Collected data
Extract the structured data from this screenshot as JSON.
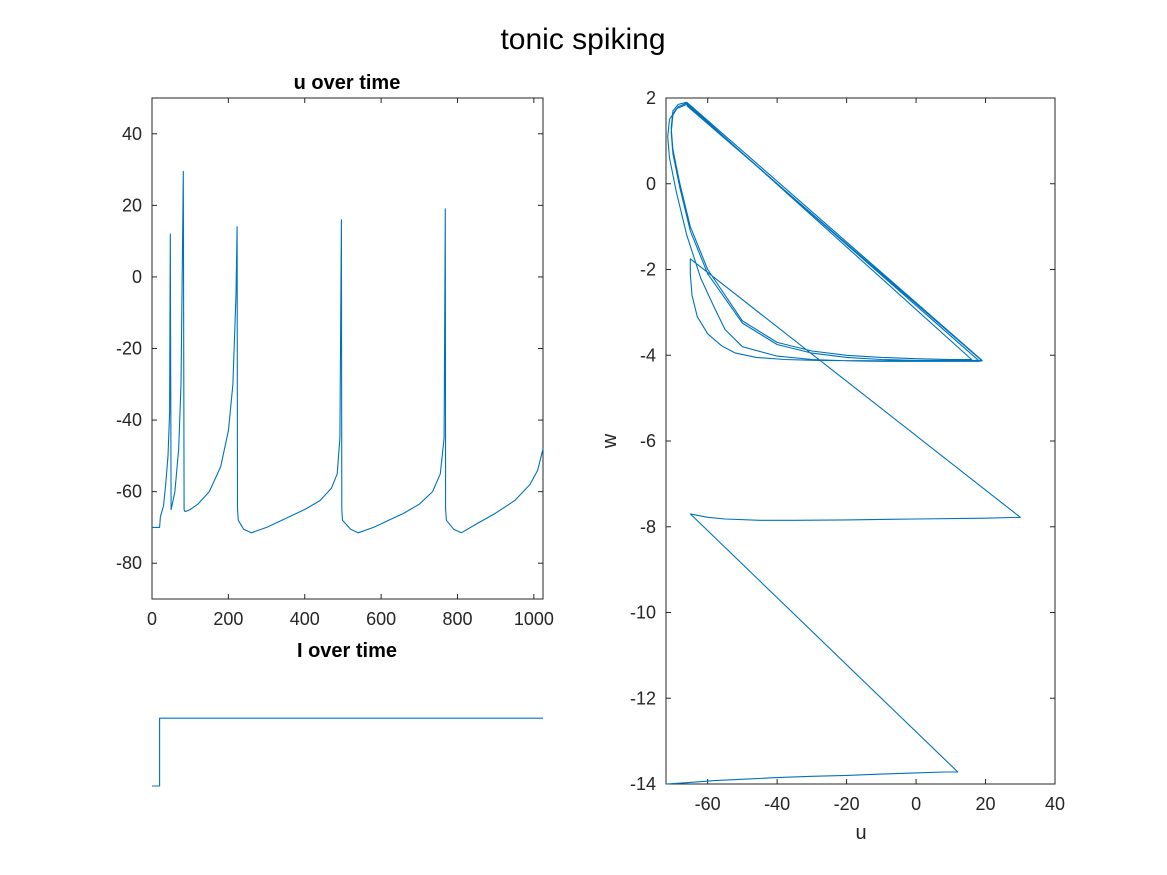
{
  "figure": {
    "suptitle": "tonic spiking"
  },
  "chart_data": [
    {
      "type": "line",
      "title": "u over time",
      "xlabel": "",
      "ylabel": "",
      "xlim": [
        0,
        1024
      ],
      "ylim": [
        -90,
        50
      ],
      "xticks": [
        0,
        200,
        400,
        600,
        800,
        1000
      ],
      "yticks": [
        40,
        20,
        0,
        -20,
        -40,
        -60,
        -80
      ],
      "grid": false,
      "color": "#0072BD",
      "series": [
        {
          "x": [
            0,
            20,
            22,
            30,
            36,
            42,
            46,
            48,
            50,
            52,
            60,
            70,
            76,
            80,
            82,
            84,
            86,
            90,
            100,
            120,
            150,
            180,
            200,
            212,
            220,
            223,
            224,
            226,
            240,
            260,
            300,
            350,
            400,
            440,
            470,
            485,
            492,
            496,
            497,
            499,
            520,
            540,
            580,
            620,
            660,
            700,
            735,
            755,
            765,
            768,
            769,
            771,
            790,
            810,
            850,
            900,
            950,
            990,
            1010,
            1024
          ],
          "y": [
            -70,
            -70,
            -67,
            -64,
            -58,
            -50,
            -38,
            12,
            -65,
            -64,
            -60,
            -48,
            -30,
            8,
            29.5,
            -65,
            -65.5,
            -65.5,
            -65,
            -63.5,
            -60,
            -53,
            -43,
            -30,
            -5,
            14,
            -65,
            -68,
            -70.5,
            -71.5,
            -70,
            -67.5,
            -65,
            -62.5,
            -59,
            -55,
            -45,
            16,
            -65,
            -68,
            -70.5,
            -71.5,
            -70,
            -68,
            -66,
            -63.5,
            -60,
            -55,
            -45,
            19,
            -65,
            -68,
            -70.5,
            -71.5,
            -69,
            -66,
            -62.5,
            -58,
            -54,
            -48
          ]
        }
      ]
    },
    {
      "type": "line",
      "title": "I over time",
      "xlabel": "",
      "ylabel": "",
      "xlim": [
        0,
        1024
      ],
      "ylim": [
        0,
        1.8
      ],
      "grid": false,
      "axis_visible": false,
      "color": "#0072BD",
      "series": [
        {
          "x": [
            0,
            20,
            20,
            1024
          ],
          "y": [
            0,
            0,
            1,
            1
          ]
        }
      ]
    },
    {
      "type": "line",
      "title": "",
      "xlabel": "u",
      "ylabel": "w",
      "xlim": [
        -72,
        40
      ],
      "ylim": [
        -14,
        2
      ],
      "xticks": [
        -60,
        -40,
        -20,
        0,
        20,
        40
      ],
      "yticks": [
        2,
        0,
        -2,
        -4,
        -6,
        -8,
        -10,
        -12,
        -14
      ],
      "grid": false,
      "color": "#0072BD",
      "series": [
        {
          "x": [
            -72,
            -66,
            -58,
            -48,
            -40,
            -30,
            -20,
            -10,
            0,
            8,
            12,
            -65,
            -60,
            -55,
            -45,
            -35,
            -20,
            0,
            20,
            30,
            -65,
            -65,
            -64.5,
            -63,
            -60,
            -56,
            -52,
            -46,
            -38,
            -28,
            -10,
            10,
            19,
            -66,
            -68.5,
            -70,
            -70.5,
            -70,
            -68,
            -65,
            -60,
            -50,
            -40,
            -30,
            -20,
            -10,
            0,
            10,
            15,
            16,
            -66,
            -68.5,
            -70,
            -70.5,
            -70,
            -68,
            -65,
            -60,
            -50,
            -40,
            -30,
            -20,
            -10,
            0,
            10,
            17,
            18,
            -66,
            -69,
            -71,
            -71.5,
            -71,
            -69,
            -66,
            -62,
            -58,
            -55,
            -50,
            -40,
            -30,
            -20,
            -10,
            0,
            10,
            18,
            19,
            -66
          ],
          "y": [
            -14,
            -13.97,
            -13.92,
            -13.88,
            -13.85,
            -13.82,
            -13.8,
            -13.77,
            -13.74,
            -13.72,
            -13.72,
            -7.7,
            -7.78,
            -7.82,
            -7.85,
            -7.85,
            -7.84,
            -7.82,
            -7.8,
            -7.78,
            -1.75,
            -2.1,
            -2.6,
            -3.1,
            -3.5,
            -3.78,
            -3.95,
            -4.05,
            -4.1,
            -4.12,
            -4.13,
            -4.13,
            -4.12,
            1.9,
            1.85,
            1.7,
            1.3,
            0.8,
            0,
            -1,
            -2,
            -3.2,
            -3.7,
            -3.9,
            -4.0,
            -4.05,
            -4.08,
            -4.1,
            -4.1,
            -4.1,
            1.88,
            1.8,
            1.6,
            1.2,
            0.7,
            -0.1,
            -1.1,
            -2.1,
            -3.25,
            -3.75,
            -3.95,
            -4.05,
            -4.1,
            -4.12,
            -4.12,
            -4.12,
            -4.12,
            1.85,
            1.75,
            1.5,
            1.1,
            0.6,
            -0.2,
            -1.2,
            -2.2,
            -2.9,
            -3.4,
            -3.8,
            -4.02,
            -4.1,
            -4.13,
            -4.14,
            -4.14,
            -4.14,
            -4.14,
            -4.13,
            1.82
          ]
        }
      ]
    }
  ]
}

▶ **REQUIREMENTS**
Make an exact copy of the data above, pictures excluded.

▶ **THE RESULT**
Extract the structured data from this screenshot as JSON.
{
  "figure": {
    "suptitle": "tonic spiking"
  },
  "chart_data": [
    {
      "type": "line",
      "title": "u over time",
      "xlabel": "",
      "ylabel": "",
      "xlim": [
        0,
        1024
      ],
      "ylim": [
        -90,
        50
      ],
      "xticks": [
        0,
        200,
        400,
        600,
        800,
        1000
      ],
      "yticks": [
        40,
        20,
        0,
        -20,
        -40,
        -60,
        -80
      ],
      "grid": false,
      "color": "#0072BD",
      "series": [
        {
          "x": [
            0,
            20,
            22,
            30,
            36,
            42,
            46,
            48,
            50,
            52,
            60,
            70,
            76,
            80,
            82,
            84,
            86,
            90,
            100,
            120,
            150,
            180,
            200,
            212,
            220,
            223,
            224,
            226,
            240,
            260,
            300,
            350,
            400,
            440,
            470,
            485,
            492,
            496,
            497,
            499,
            520,
            540,
            580,
            620,
            660,
            700,
            735,
            755,
            765,
            768,
            769,
            771,
            790,
            810,
            850,
            900,
            950,
            990,
            1010,
            1024
          ],
          "y": [
            -70,
            -70,
            -67,
            -64,
            -58,
            -50,
            -38,
            12,
            -65,
            -64,
            -60,
            -48,
            -30,
            8,
            29.5,
            -65,
            -65.5,
            -65.5,
            -65,
            -63.5,
            -60,
            -53,
            -43,
            -30,
            -5,
            14,
            -65,
            -68,
            -70.5,
            -71.5,
            -70,
            -67.5,
            -65,
            -62.5,
            -59,
            -55,
            -45,
            16,
            -65,
            -68,
            -70.5,
            -71.5,
            -70,
            -68,
            -66,
            -63.5,
            -60,
            -55,
            -45,
            19,
            -65,
            -68,
            -70.5,
            -71.5,
            -69,
            -66,
            -62.5,
            -58,
            -54,
            -48
          ]
        }
      ]
    },
    {
      "type": "line",
      "title": "I over time",
      "xlabel": "",
      "ylabel": "",
      "xlim": [
        0,
        1024
      ],
      "ylim": [
        0,
        1.8
      ],
      "grid": false,
      "axis_visible": false,
      "color": "#0072BD",
      "series": [
        {
          "x": [
            0,
            20,
            20,
            1024
          ],
          "y": [
            0,
            0,
            1,
            1
          ]
        }
      ]
    },
    {
      "type": "line",
      "title": "",
      "xlabel": "u",
      "ylabel": "w",
      "xlim": [
        -72,
        40
      ],
      "ylim": [
        -14,
        2
      ],
      "xticks": [
        -60,
        -40,
        -20,
        0,
        20,
        40
      ],
      "yticks": [
        2,
        0,
        -2,
        -4,
        -6,
        -8,
        -10,
        -12,
        -14
      ],
      "grid": false,
      "color": "#0072BD",
      "series": [
        {
          "x": [
            -72,
            -66,
            -58,
            -48,
            -40,
            -30,
            -20,
            -10,
            0,
            8,
            12,
            -65,
            -60,
            -55,
            -45,
            -35,
            -20,
            0,
            20,
            30,
            -65,
            -65,
            -64.5,
            -63,
            -60,
            -56,
            -52,
            -46,
            -38,
            -28,
            -10,
            10,
            19,
            -66,
            -68.5,
            -70,
            -70.5,
            -70,
            -68,
            -65,
            -60,
            -50,
            -40,
            -30,
            -20,
            -10,
            0,
            10,
            15,
            16,
            -66,
            -68.5,
            -70,
            -70.5,
            -70,
            -68,
            -65,
            -60,
            -50,
            -40,
            -30,
            -20,
            -10,
            0,
            10,
            17,
            18,
            -66,
            -69,
            -71,
            -71.5,
            -71,
            -69,
            -66,
            -62,
            -58,
            -55,
            -50,
            -40,
            -30,
            -20,
            -10,
            0,
            10,
            18,
            19,
            -66
          ],
          "y": [
            -14,
            -13.97,
            -13.92,
            -13.88,
            -13.85,
            -13.82,
            -13.8,
            -13.77,
            -13.74,
            -13.72,
            -13.72,
            -7.7,
            -7.78,
            -7.82,
            -7.85,
            -7.85,
            -7.84,
            -7.82,
            -7.8,
            -7.78,
            -1.75,
            -2.1,
            -2.6,
            -3.1,
            -3.5,
            -3.78,
            -3.95,
            -4.05,
            -4.1,
            -4.12,
            -4.13,
            -4.13,
            -4.12,
            1.9,
            1.85,
            1.7,
            1.3,
            0.8,
            0,
            -1,
            -2,
            -3.2,
            -3.7,
            -3.9,
            -4.0,
            -4.05,
            -4.08,
            -4.1,
            -4.1,
            -4.1,
            1.88,
            1.8,
            1.6,
            1.2,
            0.7,
            -0.1,
            -1.1,
            -2.1,
            -3.25,
            -3.75,
            -3.95,
            -4.05,
            -4.1,
            -4.12,
            -4.12,
            -4.12,
            -4.12,
            1.85,
            1.75,
            1.5,
            1.1,
            0.6,
            -0.2,
            -1.2,
            -2.2,
            -2.9,
            -3.4,
            -3.8,
            -4.02,
            -4.1,
            -4.13,
            -4.14,
            -4.14,
            -4.14,
            -4.14,
            -4.13,
            1.82
          ]
        }
      ]
    }
  ]
}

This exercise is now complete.